# Instructions for the task:
Pictures aside, write out every record exactly as it appears.

# Given records:
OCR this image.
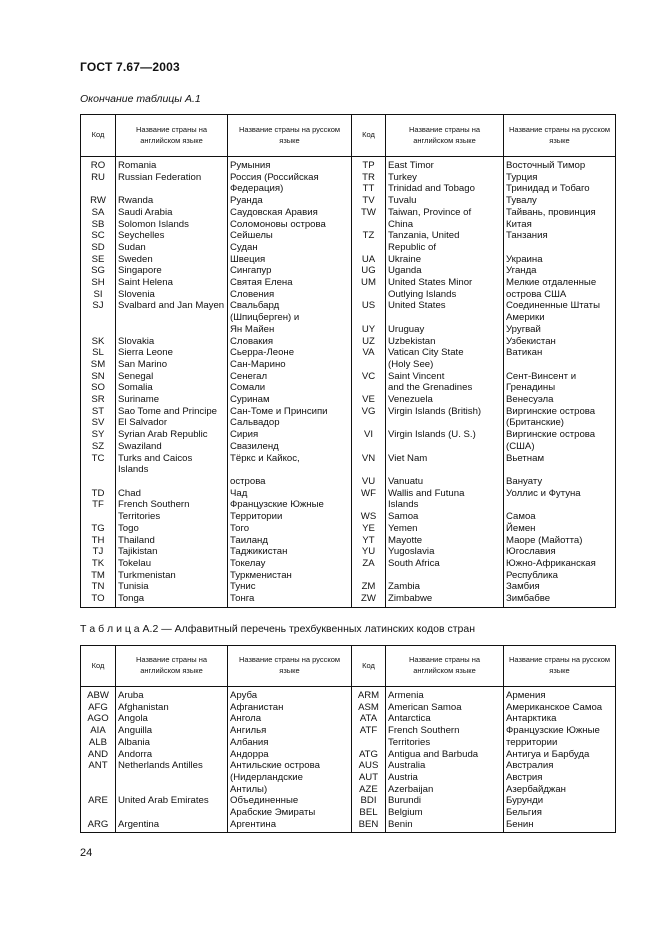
ГОСТ 7.67—2003
Окончание таблицы А.1
Код	Название страны на английском языке	Название страны на русском языке	Код	Название страны на английском языке	Название страны на русском языке
RO	Romania	Румыния	TP	East Timor	Восточный Тимор
RU	Russian Federation	Россия (Российская	TR	Turkey	Турция
		Федерация)	TT	Trinidad and Tobago	Тринидад и Тобаго
RW	Rwanda	Руанда	TV	Tuvalu	Тувалу
SA	Saudi Arabia	Саудовская Аравия	TW	Taiwan, Province of	Тайвань, провинция
SB	Solomon Islands	Соломоновы острова		China	Китая
SC	Seychelles	Сейшелы	TZ	Tanzania, United	Танзания
SD	Sudan	Судан		Republic of	
SE	Sweden	Швеция	UA	Ukraine	Украина
SG	Singapore	Сингапур	UG	Uganda	Уганда
SH	Saint Helena	Святая Елена	UM	United States Minor	Мелкие отдаленные
SI	Slovenia	Словения		Outlying Islands	острова США
SJ	Svalbard and Jan Mayen	Свальбард	US	United States	Соединенные Штаты
		(Шпицберген) и			Америки
		Ян Майен	UY	Uruguay	Уругвай
SK	Slovakia	Словакия	UZ	Uzbekistan	Узбекистан
SL	Sierra Leone	Сьерра-Леоне	VA	Vatican City State	Ватикан
SM	San Marino	Сан-Марино		(Holy See)	
SN	Senegal	Сенегал	VC	Saint Vincent	Сент-Винсент и
SO	Somalia	Сомали		and the Grenadines	Гренадины
SR	Suriname	Суринам	VE	Venezuela	Венесуэла
ST	Sao Tome and Principe	Сан-Томе и Принсипи	VG	Virgin Islands (British)	Виргинские острова
SV	El Salvador	Сальвадор			(Британские)
SY	Syrian Arab Republic	Сирия	VI	Virgin Islands (U. S.)	Виргинские острова
SZ	Swaziland	Свазиленд			(США)
TC	Turks and Caicos Islands	Тёркс и Кайкос,	VN	Viet Nam	Вьетнам
		острова	VU	Vanuatu	Вануату
TD	Chad	Чад	WF	Wallis and Futuna	Уоллис и Футуна
TF	French Southern	Французские Южные		Islands	
	Territories	Территории	WS	Samoa	Самоа
TG	Togo	Того	YE	Yemen	Йемен
TH	Thailand	Таиланд	YT	Mayotte	Маоре (Майотта)
TJ	Tajikistan	Таджикистан	YU	Yugoslavia	Югославия
TK	Tokelau	Токелау	ZA	South Africa	Южно-Африканская
TM	Turkmenistan	Туркменистан			Республика
TN	Tunisia	Тунис	ZM	Zambia	Замбия
TO	Tonga	Тонга	ZW	Zimbabwe	Зимбабве
Т а б л и ц а А.2 — Алфавитный перечень трехбуквенных латинских кодов стран
Код	Название страны на английском языке	Название страны на русском языке	Код	Название страны на английском языке	Название страны на русском языке
ABW	Aruba	Аруба	ARM	Armenia	Армения
AFG	Afghanistan	Афганистан	ASM	American Samoa	Американское Самоа
AGO	Angola	Ангола	ATA	Antarctica	Антарктика
AIA	Anguilla	Ангилья	ATF	French Southern	Французские Южные
ALB	Albania	Албания		Territories	территории
AND	Andorra	Андорра	ATG	Antigua and Barbuda	Антигуа и Барбуда
ANT	Netherlands Antilles	Антильские острова	AUS	Australia	Австралия
		(Нидерландские	AUT	Austria	Австрия
		Антилы)	AZE	Azerbaijan	Азербайджан
ARE	United Arab Emirates	Объединенные	BDI	Burundi	Бурунди
		Арабские Эмираты	BEL	Belgium	Бельгия
ARG	Argentina	Аргентина	BEN	Benin	Бенин
24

# Final result:
OCR this image.
ГОСТ 7.67—2003
Окончание таблицы А.1
Код	Название страны на английском языке	Название страны на русском языке	Код	Название страны на английском языке	Название страны на русском языке
RO	Romania	Румыния	TP	East Timor	Восточный Тимор
RU	Russian Federation	Россия (Российская	TR	Turkey	Турция
		Федерация)	TT	Trinidad and Tobago	Тринидад и Тобаго
RW	Rwanda	Руанда	TV	Tuvalu	Тувалу
SA	Saudi Arabia	Саудовская Аравия	TW	Taiwan, Province of	Тайвань, провинция
SB	Solomon Islands	Соломоновы острова		China	Китая
SC	Seychelles	Сейшелы	TZ	Tanzania, United	Танзания
SD	Sudan	Судан		Republic of	
SE	Sweden	Швеция	UA	Ukraine	Украина
SG	Singapore	Сингапур	UG	Uganda	Уганда
SH	Saint Helena	Святая Елена	UM	United States Minor	Мелкие отдаленные
SI	Slovenia	Словения		Outlying Islands	острова США
SJ	Svalbard and Jan Mayen	Свальбард	US	United States	Соединенные Штаты
		(Шпицберген) и			Америки
		Ян Майен	UY	Uruguay	Уругвай
SK	Slovakia	Словакия	UZ	Uzbekistan	Узбекистан
SL	Sierra Leone	Сьерра-Леоне	VA	Vatican City State	Ватикан
SM	San Marino	Сан-Марино		(Holy See)	
SN	Senegal	Сенегал	VC	Saint Vincent	Сент-Винсент и
SO	Somalia	Сомали		and the Grenadines	Гренадины
SR	Suriname	Суринам	VE	Venezuela	Венесуэла
ST	Sao Tome and Principe	Сан-Томе и Принсипи	VG	Virgin Islands (British)	Виргинские острова
SV	El Salvador	Сальвадор			(Британские)
SY	Syrian Arab Republic	Сирия	VI	Virgin Islands (U. S.)	Виргинские острова
SZ	Swaziland	Свазиленд			(США)
TC	Turks and Caicos Islands	Тёркс и Кайкос,	VN	Viet Nam	Вьетнам
		острова	VU	Vanuatu	Вануату
TD	Chad	Чад	WF	Wallis and Futuna	Уоллис и Футуна
TF	French Southern	Французские Южные		Islands	
	Territories	Территории	WS	Samoa	Самоа
TG	Togo	Того	YE	Yemen	Йемен
TH	Thailand	Таиланд	YT	Mayotte	Маоре (Майотта)
TJ	Tajikistan	Таджикистан	YU	Yugoslavia	Югославия
TK	Tokelau	Токелау	ZA	South Africa	Южно-Африканская
TM	Turkmenistan	Туркменистан			Республика
TN	Tunisia	Тунис	ZM	Zambia	Замбия
TO	Tonga	Тонга	ZW	Zimbabwe	Зимбабве
Т а б л и ц а А.2 — Алфавитный перечень трехбуквенных латинских кодов стран
Код	Название страны на английском языке	Название страны на русском языке	Код	Название страны на английском языке	Название страны на русском языке
ABW	Aruba	Аруба	ARM	Armenia	Армения
AFG	Afghanistan	Афганистан	ASM	American Samoa	Американское Самоа
AGO	Angola	Ангола	ATA	Antarctica	Антарктика
AIA	Anguilla	Ангилья	ATF	French Southern	Французские Южные
ALB	Albania	Албания		Territories	территории
AND	Andorra	Андорра	ATG	Antigua and Barbuda	Антигуа и Барбуда
ANT	Netherlands Antilles	Антильские острова	AUS	Australia	Австралия
		(Нидерландские	AUT	Austria	Австрия
		Антилы)	AZE	Azerbaijan	Азербайджан
ARE	United Arab Emirates	Объединенные	BDI	Burundi	Бурунди
		Арабские Эмираты	BEL	Belgium	Бельгия
ARG	Argentina	Аргентина	BEN	Benin	Бенин
24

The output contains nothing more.